[Saved data entries]
--- Begin ---
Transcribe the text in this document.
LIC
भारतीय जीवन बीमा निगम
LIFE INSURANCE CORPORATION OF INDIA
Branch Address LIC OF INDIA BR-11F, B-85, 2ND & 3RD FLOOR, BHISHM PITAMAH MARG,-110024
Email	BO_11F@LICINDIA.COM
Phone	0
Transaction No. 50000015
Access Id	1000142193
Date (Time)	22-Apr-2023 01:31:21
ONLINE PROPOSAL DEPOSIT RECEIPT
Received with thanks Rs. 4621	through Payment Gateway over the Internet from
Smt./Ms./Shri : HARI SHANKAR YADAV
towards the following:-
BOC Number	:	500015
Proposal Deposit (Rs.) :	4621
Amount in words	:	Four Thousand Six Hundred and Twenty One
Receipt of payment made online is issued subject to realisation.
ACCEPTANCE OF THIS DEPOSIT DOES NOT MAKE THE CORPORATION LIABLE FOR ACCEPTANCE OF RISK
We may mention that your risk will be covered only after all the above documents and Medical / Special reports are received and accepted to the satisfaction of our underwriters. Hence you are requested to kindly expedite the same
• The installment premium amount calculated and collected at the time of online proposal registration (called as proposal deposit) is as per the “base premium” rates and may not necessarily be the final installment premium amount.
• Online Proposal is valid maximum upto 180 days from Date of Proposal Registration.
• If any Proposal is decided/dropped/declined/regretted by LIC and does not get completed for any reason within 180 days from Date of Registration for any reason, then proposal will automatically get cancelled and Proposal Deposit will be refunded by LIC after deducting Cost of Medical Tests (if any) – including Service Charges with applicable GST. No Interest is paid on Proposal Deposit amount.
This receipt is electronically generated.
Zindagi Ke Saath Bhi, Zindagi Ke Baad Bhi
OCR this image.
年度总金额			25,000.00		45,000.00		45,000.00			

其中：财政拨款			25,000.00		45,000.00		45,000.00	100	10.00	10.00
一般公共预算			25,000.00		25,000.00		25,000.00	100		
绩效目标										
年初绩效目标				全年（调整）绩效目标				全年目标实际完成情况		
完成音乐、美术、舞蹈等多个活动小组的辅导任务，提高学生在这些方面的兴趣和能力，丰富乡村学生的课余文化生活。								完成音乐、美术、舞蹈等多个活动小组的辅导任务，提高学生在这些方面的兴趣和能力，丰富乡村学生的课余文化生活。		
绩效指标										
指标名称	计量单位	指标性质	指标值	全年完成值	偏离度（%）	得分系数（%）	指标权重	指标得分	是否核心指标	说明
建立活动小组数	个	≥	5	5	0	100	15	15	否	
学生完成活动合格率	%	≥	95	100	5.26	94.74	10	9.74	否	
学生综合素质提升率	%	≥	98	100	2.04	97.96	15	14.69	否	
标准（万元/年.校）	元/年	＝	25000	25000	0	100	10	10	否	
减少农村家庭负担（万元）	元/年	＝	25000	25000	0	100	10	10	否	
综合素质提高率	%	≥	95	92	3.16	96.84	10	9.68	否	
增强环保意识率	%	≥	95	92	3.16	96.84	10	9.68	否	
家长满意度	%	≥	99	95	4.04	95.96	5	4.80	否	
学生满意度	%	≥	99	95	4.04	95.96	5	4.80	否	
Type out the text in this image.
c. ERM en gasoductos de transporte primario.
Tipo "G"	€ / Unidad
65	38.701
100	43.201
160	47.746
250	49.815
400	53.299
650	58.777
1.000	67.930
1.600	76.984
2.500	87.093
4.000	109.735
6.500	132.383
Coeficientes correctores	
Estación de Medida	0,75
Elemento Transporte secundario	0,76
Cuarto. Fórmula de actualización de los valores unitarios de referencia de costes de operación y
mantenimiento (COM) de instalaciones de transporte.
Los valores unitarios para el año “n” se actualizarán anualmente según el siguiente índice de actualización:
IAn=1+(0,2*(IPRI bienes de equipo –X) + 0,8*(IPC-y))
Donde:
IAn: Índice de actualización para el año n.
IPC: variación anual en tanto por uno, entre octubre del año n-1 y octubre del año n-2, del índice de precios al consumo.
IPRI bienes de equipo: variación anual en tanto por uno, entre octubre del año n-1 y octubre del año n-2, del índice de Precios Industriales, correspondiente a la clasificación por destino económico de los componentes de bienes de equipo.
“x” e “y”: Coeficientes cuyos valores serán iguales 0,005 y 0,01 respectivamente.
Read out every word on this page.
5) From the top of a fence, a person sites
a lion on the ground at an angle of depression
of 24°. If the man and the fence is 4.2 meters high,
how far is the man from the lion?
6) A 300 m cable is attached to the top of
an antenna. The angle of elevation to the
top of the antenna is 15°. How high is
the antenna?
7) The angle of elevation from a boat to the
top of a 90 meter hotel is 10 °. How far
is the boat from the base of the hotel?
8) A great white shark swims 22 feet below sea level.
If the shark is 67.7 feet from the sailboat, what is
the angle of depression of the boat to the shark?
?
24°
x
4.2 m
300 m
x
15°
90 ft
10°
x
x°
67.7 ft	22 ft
--- End ---
Make an exact copy of every line in the data.

Transcribe the text in this document.
LIC
भारतीय जीवन बीमा निगम
LIFE INSURANCE CORPORATION OF INDIA
Branch Address LIC OF INDIA BR-11F, B-85, 2ND & 3RD FLOOR, BHISHM PITAMAH MARG,-110024
Email	BO_11F@LICINDIA.COM
Phone	0
Transaction No. 50000015
Access Id	1000142193
Date (Time)	22-Apr-2023 01:31:21
ONLINE PROPOSAL DEPOSIT RECEIPT
Received with thanks Rs. 4621	through Payment Gateway over the Internet from
Smt./Ms./Shri : HARI SHANKAR YADAV
towards the following:-
BOC Number	:	500015
Proposal Deposit (Rs.) :	4621
Amount in words	:	Four Thousand Six Hundred and Twenty One
Receipt of payment made online is issued subject to realisation.
ACCEPTANCE OF THIS DEPOSIT DOES NOT MAKE THE CORPORATION LIABLE FOR ACCEPTANCE OF RISK
We may mention that your risk will be covered only after all the above documents and Medical / Special reports are received and accepted to the satisfaction of our underwriters. Hence you are requested to kindly expedite the same
• The installment premium amount calculated and collected at the time of online proposal registration (called as proposal deposit) is as per the “base premium” rates and may not necessarily be the final installment premium amount.
• Online Proposal is valid maximum upto 180 days from Date of Proposal Registration.
• If any Proposal is decided/dropped/declined/regretted by LIC and does not get completed for any reason within 180 days from Date of Registration for any reason, then proposal will automatically get cancelled and Proposal Deposit will be refunded by LIC after deducting Cost of Medical Tests (if any) – including Service Charges with applicable GST. No Interest is paid on Proposal Deposit amount.
This receipt is electronically generated.
Zindagi Ke Saath Bhi, Zindagi Ke Baad Bhi
OCR this image.
年度总金额			25,000.00		45,000.00		45,000.00			

其中：财政拨款			25,000.00		45,000.00		45,000.00	100	10.00	10.00
一般公共预算			25,000.00		25,000.00		25,000.00	100		
绩效目标										
年初绩效目标				全年（调整）绩效目标				全年目标实际完成情况		
完成音乐、美术、舞蹈等多个活动小组的辅导任务，提高学生在这些方面的兴趣和能力，丰富乡村学生的课余文化生活。								完成音乐、美术、舞蹈等多个活动小组的辅导任务，提高学生在这些方面的兴趣和能力，丰富乡村学生的课余文化生活。		
绩效指标										
指标名称	计量单位	指标性质	指标值	全年完成值	偏离度（%）	得分系数（%）	指标权重	指标得分	是否核心指标	说明
建立活动小组数	个	≥	5	5	0	100	15	15	否	
学生完成活动合格率	%	≥	95	100	5.26	94.74	10	9.74	否	
学生综合素质提升率	%	≥	98	100	2.04	97.96	15	14.69	否	
标准（万元/年.校）	元/年	＝	25000	25000	0	100	10	10	否	
减少农村家庭负担（万元）	元/年	＝	25000	25000	0	100	10	10	否	
综合素质提高率	%	≥	95	92	3.16	96.84	10	9.68	否	
增强环保意识率	%	≥	95	92	3.16	96.84	10	9.68	否	
家长满意度	%	≥	99	95	4.04	95.96	5	4.80	否	
学生满意度	%	≥	99	95	4.04	95.96	5	4.80	否	
Type out the text in this image.
c. ERM en gasoductos de transporte primario.
Tipo "G"	€ / Unidad
65	38.701
100	43.201
160	47.746
250	49.815
400	53.299
650	58.777
1.000	67.930
1.600	76.984
2.500	87.093
4.000	109.735
6.500	132.383
Coeficientes correctores	
Estación de Medida	0,75
Elemento Transporte secundario	0,76
Cuarto. Fórmula de actualización de los valores unitarios de referencia de costes de operación y
mantenimiento (COM) de instalaciones de transporte.
Los valores unitarios para el año “n” se actualizarán anualmente según el siguiente índice de actualización:
IAn=1+(0,2*(IPRI bienes de equipo –X) + 0,8*(IPC-y))
Donde:
IAn: Índice de actualización para el año n.
IPC: variación anual en tanto por uno, entre octubre del año n-1 y octubre del año n-2, del índice de precios al consumo.
IPRI bienes de equipo: variación anual en tanto por uno, entre octubre del año n-1 y octubre del año n-2, del índice de Precios Industriales, correspondiente a la clasificación por destino económico de los componentes de bienes de equipo.
“x” e “y”: Coeficientes cuyos valores serán iguales 0,005 y 0,01 respectivamente.
Read out every word on this page.
5) From the top of a fence, a person sites
a lion on the ground at an angle of depression
of 24°. If the man and the fence is 4.2 meters high,
how far is the man from the lion?
6) A 300 m cable is attached to the top of
an antenna. The angle of elevation to the
top of the antenna is 15°. How high is
the antenna?
7) The angle of elevation from a boat to the
top of a 90 meter hotel is 10 °. How far
is the boat from the base of the hotel?
8) A great white shark swims 22 feet below sea level.
If the shark is 67.7 feet from the sailboat, what is
the angle of depression of the boat to the shark?
?
24°
x
4.2 m
300 m
x
15°
90 ft
10°
x
x°
67.7 ft	22 ft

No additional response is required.